━━━ Records to use

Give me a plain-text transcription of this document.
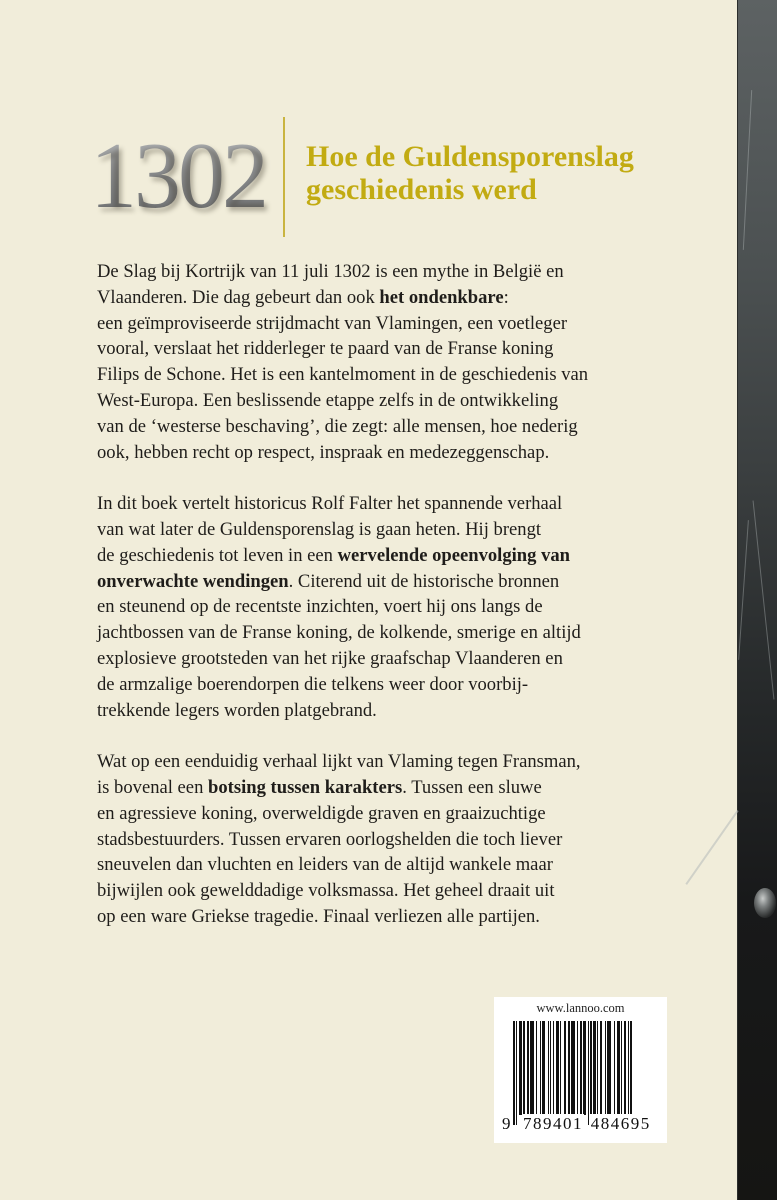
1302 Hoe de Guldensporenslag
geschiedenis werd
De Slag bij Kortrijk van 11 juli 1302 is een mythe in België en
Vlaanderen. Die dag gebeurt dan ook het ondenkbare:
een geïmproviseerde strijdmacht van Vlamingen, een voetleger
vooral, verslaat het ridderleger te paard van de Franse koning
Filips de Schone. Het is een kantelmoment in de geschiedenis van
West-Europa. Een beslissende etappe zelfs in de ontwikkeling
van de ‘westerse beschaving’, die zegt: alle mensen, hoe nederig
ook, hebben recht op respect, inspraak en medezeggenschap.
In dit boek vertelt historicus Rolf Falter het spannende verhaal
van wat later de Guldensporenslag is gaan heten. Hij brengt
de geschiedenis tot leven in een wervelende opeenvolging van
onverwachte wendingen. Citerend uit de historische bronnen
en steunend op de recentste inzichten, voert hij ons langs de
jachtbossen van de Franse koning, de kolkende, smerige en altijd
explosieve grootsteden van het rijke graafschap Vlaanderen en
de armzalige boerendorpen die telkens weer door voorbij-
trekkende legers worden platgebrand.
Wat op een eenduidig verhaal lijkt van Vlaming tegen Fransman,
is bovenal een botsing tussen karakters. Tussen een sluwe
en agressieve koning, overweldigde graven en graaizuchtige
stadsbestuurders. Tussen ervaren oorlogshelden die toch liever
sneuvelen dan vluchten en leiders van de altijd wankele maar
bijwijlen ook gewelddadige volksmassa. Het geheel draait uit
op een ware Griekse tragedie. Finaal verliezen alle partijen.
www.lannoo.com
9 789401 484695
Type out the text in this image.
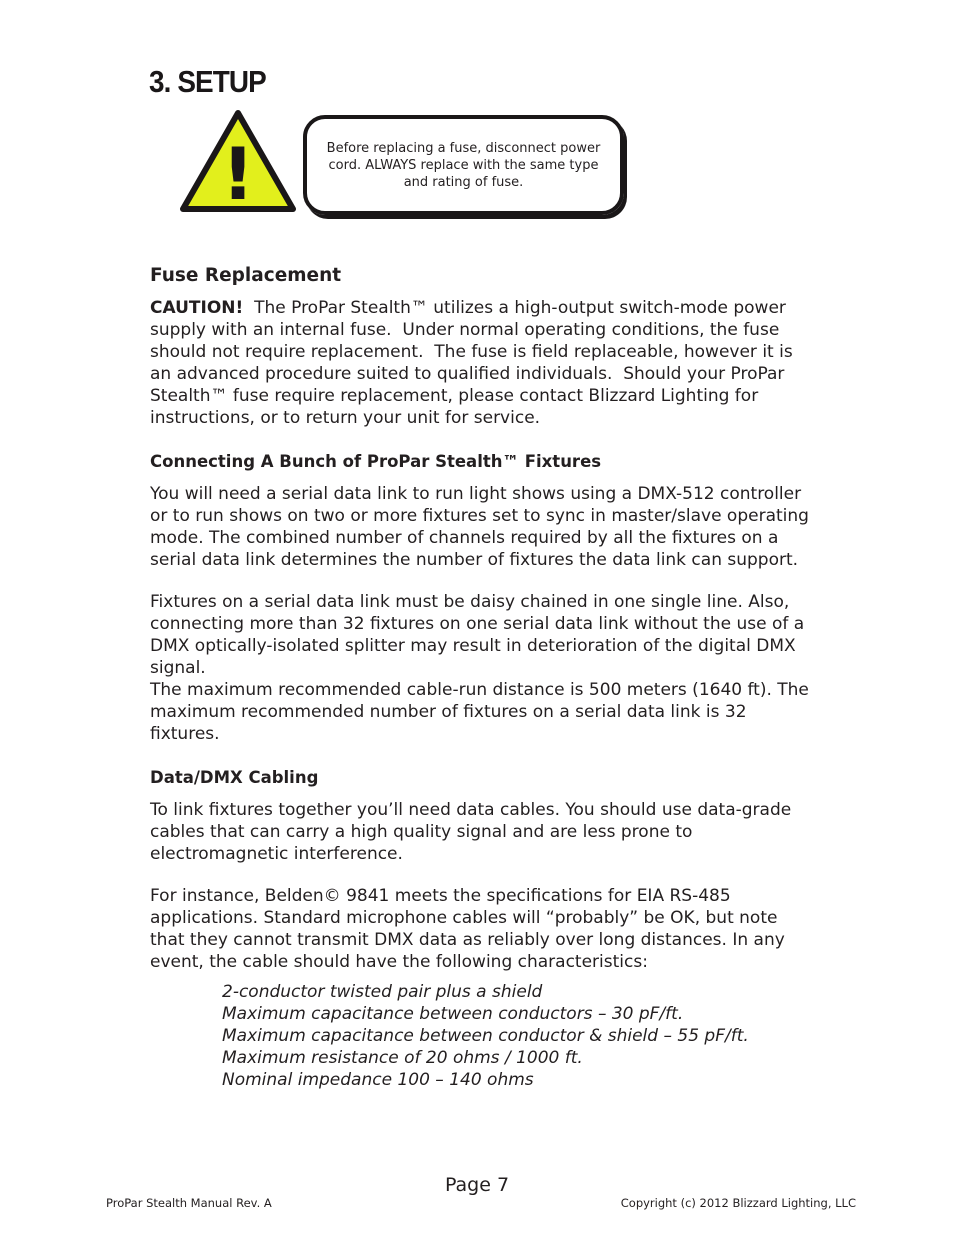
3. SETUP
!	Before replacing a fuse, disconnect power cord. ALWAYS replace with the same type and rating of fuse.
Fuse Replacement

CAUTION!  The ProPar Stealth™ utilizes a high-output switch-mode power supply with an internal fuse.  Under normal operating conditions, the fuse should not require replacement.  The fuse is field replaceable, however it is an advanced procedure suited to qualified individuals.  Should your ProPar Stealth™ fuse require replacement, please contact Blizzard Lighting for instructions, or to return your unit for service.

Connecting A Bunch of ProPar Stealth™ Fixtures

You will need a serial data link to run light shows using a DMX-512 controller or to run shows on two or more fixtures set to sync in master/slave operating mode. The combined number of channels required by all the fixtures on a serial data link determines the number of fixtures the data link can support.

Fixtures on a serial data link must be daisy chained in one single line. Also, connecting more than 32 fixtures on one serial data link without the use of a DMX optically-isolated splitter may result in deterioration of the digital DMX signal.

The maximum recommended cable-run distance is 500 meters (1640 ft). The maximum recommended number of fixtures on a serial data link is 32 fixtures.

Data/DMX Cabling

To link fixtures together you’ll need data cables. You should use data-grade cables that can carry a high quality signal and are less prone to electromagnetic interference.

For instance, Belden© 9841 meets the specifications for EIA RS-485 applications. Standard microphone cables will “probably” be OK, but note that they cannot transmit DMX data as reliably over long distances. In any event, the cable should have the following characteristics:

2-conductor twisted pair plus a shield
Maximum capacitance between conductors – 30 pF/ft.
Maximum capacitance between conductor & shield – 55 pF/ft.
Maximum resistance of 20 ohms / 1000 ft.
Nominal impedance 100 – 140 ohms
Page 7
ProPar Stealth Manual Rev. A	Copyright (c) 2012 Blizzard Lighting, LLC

━━━━━━
━━━ Records to use

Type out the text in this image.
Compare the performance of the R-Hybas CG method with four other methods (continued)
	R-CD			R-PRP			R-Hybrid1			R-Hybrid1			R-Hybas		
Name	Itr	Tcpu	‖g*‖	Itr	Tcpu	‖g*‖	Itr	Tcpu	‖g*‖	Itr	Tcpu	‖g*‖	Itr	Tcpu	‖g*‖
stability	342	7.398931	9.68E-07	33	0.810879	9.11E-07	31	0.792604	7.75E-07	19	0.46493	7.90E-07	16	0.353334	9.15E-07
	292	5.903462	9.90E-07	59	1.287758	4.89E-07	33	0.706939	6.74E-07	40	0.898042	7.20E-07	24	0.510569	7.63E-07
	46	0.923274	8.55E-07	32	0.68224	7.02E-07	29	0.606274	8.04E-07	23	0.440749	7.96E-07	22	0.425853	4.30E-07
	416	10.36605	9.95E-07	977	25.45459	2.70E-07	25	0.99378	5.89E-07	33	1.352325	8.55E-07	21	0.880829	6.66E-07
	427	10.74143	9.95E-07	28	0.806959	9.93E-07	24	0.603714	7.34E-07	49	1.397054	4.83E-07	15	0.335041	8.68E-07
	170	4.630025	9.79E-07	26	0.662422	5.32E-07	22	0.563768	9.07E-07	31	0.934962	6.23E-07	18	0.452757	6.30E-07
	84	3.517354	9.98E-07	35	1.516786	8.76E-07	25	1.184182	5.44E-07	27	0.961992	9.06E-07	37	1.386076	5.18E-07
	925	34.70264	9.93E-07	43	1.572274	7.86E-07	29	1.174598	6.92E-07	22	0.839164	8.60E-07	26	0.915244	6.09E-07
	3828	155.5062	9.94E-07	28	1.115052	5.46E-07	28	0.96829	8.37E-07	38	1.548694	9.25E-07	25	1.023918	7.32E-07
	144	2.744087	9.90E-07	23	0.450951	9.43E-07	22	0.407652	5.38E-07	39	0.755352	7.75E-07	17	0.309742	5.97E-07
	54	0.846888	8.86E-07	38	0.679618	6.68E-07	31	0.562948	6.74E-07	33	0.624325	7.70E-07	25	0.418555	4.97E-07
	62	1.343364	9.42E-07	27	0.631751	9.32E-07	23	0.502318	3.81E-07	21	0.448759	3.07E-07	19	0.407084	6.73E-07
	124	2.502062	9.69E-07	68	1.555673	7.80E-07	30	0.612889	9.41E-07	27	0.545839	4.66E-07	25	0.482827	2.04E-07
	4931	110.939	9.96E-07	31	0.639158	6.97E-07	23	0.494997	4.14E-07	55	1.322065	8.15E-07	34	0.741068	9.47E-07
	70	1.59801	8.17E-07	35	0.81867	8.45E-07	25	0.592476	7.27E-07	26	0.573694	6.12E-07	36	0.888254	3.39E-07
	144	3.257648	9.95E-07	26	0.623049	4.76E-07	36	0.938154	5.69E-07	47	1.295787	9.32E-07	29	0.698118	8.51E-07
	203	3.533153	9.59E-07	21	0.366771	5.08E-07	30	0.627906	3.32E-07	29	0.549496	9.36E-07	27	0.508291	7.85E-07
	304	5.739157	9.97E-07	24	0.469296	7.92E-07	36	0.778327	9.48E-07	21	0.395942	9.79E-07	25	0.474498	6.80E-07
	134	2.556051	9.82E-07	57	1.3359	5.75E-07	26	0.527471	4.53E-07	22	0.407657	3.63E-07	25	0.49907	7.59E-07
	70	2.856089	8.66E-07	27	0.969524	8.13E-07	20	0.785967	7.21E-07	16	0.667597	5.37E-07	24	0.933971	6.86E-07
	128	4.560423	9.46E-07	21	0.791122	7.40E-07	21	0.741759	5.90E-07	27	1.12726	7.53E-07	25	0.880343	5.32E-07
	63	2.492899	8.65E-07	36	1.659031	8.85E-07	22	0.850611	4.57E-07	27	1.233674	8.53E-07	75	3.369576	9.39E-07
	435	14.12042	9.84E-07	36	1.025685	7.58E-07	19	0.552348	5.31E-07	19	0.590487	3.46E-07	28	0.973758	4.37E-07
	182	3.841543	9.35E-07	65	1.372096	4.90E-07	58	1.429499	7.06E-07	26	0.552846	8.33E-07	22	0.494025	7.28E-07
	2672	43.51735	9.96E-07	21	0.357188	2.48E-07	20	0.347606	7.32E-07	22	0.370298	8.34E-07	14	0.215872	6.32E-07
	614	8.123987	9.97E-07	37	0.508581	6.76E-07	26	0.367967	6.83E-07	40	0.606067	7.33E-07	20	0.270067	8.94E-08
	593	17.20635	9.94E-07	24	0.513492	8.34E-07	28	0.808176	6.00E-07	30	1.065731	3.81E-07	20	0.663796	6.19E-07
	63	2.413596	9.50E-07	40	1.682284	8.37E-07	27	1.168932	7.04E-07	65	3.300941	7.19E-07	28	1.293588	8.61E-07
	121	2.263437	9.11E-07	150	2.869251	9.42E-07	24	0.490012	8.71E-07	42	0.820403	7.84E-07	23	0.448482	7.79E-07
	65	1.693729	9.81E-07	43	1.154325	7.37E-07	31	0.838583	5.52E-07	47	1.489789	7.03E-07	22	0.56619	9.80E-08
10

━━━━━━

Exercise aim ::
Among the lines of the data, identify those with the word "will". Copy each of them.

Output of the task ::
You will need a serial data link to run light shows using a DMX-512 controller or to run shows on two or more fixtures set to sync in master/slave operating mode. The combined number of channels required by all the fixtures on a serial data link determines the number of fixtures the data link can support.
For instance, Belden© 9841 meets the specifications for EIA RS-485 applications. Standard microphone cables will “probably” be OK, but note that they cannot transmit DMX data as reliably over long distances. In any event, the cable should have the following characteristics:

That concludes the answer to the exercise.